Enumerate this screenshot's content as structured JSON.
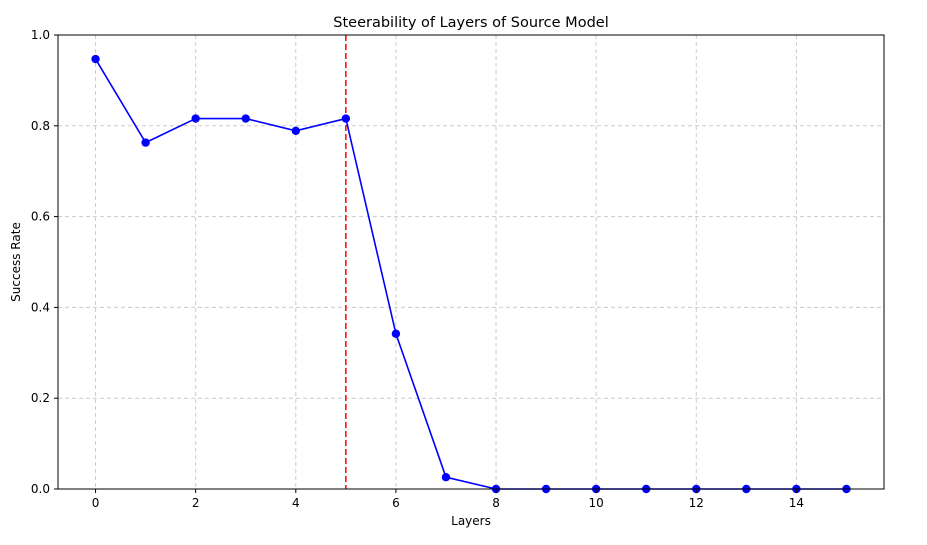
{
  "chart_data": {
    "type": "line",
    "title": "Steerability of Layers of Source Model",
    "xlabel": "Layers",
    "ylabel": "Success Rate",
    "xlim": [
      -0.75,
      15.75
    ],
    "ylim": [
      0,
      1
    ],
    "xticks": [
      0,
      2,
      4,
      6,
      8,
      10,
      12,
      14
    ],
    "xtick_labels": [
      "0",
      "2",
      "4",
      "6",
      "8",
      "10",
      "12",
      "14"
    ],
    "yticks": [
      0,
      0.2,
      0.4,
      0.6,
      0.8,
      1.0
    ],
    "ytick_labels": [
      "0.0",
      "0.2",
      "0.4",
      "0.6",
      "0.8",
      "1.0"
    ],
    "grid": true,
    "series": [
      {
        "color": "#0000ff",
        "marker": "circle",
        "x": [
          0,
          1,
          2,
          3,
          4,
          5,
          6,
          7,
          8,
          9,
          10,
          11,
          12,
          13,
          14,
          15
        ],
        "y": [
          0.947,
          0.763,
          0.816,
          0.816,
          0.789,
          0.816,
          0.342,
          0.026,
          0,
          0,
          0,
          0,
          0,
          0,
          0,
          0
        ]
      }
    ],
    "vlines": [
      {
        "x": 5,
        "color": "#ff0000",
        "style": "dashed"
      }
    ],
    "grid_color": "#cccccc"
  }
}
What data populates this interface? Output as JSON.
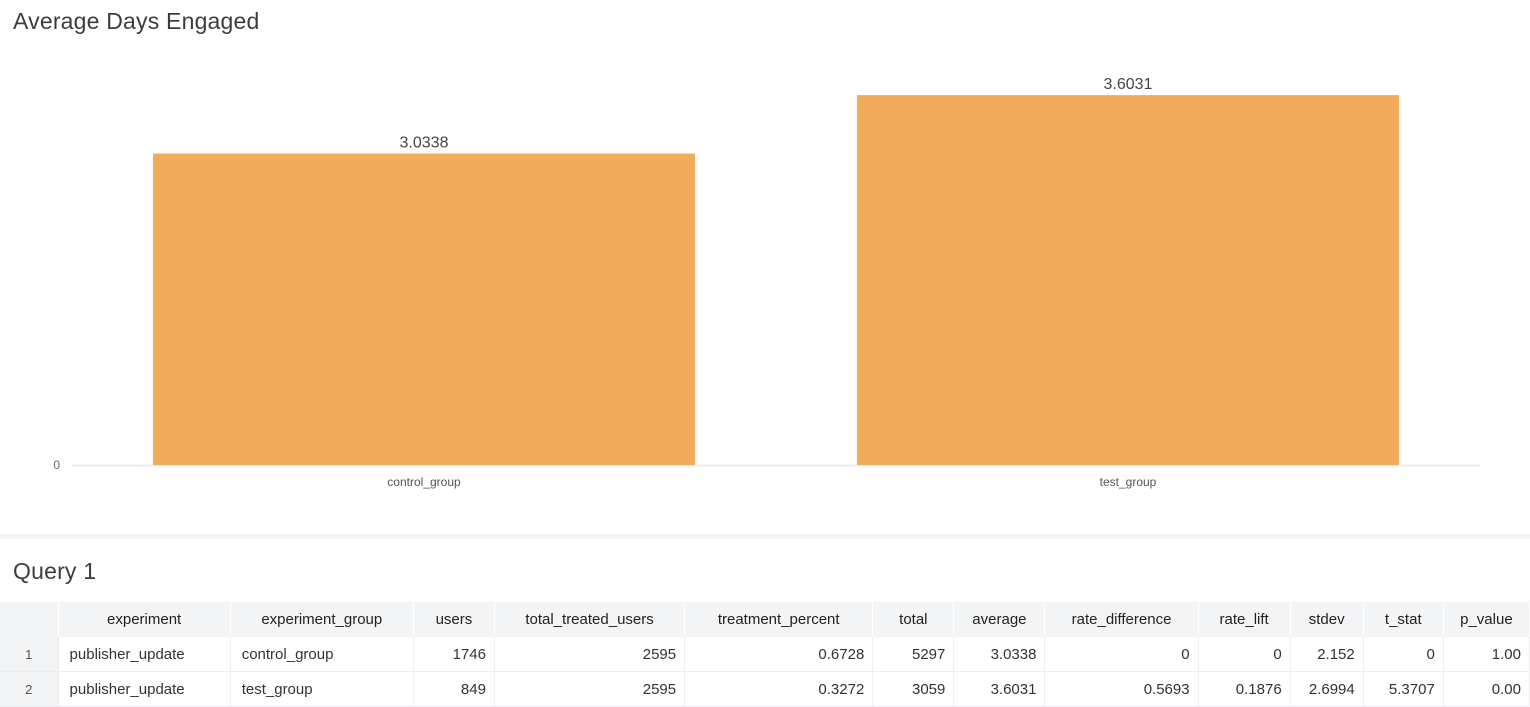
{
  "chart_panel": {
    "title": "Average Days Engaged"
  },
  "chart_data": {
    "type": "bar",
    "title": "Average Days Engaged",
    "categories": [
      "control_group",
      "test_group"
    ],
    "values": [
      3.0338,
      3.6031
    ],
    "data_labels": [
      "3.0338",
      "3.6031"
    ],
    "y_ticks": [
      "0"
    ],
    "ylim": [
      0,
      4.14
    ],
    "grid": false,
    "legend": "none",
    "bar_color": "#f2aa5c"
  },
  "query_panel": {
    "title": "Query 1",
    "columns": [
      "",
      "experiment",
      "experiment_group",
      "users",
      "total_treated_users",
      "treatment_percent",
      "total",
      "average",
      "rate_difference",
      "rate_lift",
      "stdev",
      "t_stat",
      "p_value"
    ],
    "rows": [
      [
        "1",
        "publisher_update",
        "control_group",
        "1746",
        "2595",
        "0.6728",
        "5297",
        "3.0338",
        "0",
        "0",
        "2.152",
        "0",
        "1.00"
      ],
      [
        "2",
        "publisher_update",
        "test_group",
        "849",
        "2595",
        "0.3272",
        "3059",
        "3.6031",
        "0.5693",
        "0.1876",
        "2.6994",
        "5.3707",
        "0.00"
      ]
    ]
  }
}
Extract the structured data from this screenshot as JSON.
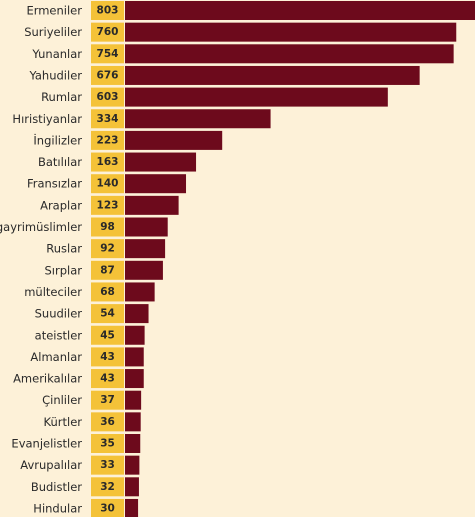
{
  "chart_data": {
    "type": "bar",
    "orientation": "horizontal",
    "categories": [
      "Ermeniler",
      "Suriyeliler",
      "Yunanlar",
      "Yahudiler",
      "Rumlar",
      "Hıristiyanlar",
      "İngilizler",
      "Batılılar",
      "Fransızlar",
      "Araplar",
      "gayrimüslimler",
      "Ruslar",
      "Sırplar",
      "mülteciler",
      "Suudiler",
      "ateistler",
      "Almanlar",
      "Amerikalılar",
      "Çinliler",
      "Kürtler",
      "Evanjelistler",
      "Avrupalılar",
      "Budistler",
      "Hindular"
    ],
    "values": [
      803,
      760,
      754,
      676,
      603,
      334,
      223,
      163,
      140,
      123,
      98,
      92,
      87,
      68,
      54,
      45,
      43,
      43,
      37,
      36,
      35,
      33,
      32,
      30
    ],
    "title": "",
    "xlabel": "",
    "ylabel": "",
    "xlim": [
      0,
      803
    ],
    "grid": false,
    "legend": "none",
    "colors": {
      "background": "#fdf1d8",
      "bar": "#6d0a1c",
      "value_box": "#f4c238",
      "label_text": "#2a2a2a"
    }
  }
}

========================

• TASK DETAILS:
State how many lines of the listing hold the string "structured"; reply with the number and nothing else.

• ANSWER TO THIS PROBLEM:
2